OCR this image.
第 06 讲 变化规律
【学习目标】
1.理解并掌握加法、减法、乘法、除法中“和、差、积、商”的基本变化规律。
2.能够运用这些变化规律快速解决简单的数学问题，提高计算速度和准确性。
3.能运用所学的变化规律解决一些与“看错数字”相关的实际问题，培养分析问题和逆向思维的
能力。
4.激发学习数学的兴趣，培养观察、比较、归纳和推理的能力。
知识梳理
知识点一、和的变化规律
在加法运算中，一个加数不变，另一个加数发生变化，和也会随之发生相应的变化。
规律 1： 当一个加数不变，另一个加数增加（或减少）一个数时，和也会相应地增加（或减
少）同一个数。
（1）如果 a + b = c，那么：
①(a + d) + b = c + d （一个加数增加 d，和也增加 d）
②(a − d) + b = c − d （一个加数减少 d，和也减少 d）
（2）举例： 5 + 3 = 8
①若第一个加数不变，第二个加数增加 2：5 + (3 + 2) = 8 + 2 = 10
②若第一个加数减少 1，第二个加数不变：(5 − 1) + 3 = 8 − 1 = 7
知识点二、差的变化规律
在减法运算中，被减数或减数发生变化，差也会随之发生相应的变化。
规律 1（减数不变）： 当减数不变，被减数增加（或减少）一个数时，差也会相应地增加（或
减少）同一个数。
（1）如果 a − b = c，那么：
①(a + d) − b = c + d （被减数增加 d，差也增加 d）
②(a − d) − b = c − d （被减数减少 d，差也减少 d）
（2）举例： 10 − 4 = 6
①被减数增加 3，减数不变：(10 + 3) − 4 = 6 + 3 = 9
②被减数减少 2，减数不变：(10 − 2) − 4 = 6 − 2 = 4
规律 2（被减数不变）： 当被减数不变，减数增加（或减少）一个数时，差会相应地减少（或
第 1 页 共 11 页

::::::

- **Required task**
All of the lines above must be returned exactly.

- **Exercise answer**
OCR this image.
第 06 讲 变化规律
【学习目标】
1.理解并掌握加法、减法、乘法、除法中“和、差、积、商”的基本变化规律。
2.能够运用这些变化规律快速解决简单的数学问题，提高计算速度和准确性。
3.能运用所学的变化规律解决一些与“看错数字”相关的实际问题，培养分析问题和逆向思维的
能力。
4.激发学习数学的兴趣，培养观察、比较、归纳和推理的能力。
知识梳理
知识点一、和的变化规律
在加法运算中，一个加数不变，另一个加数发生变化，和也会随之发生相应的变化。
规律 1： 当一个加数不变，另一个加数增加（或减少）一个数时，和也会相应地增加（或减
少）同一个数。
（1）如果 a + b = c，那么：
①(a + d) + b = c + d （一个加数增加 d，和也增加 d）
②(a − d) + b = c − d （一个加数减少 d，和也减少 d）
（2）举例： 5 + 3 = 8
①若第一个加数不变，第二个加数增加 2：5 + (3 + 2) = 8 + 2 = 10
②若第一个加数减少 1，第二个加数不变：(5 − 1) + 3 = 8 − 1 = 7
知识点二、差的变化规律
在减法运算中，被减数或减数发生变化，差也会随之发生相应的变化。
规律 1（减数不变）： 当减数不变，被减数增加（或减少）一个数时，差也会相应地增加（或
减少）同一个数。
（1）如果 a − b = c，那么：
①(a + d) − b = c + d （被减数增加 d，差也增加 d）
②(a − d) − b = c − d （被减数减少 d，差也减少 d）
（2）举例： 10 − 4 = 6
①被减数增加 3，减数不变：(10 + 3) − 4 = 6 + 3 = 9
②被减数减少 2，减数不变：(10 − 2) − 4 = 6 − 2 = 4
规律 2（被减数不变）： 当被减数不变，减数增加（或减少）一个数时，差会相应地减少（或
第 1 页 共 11 页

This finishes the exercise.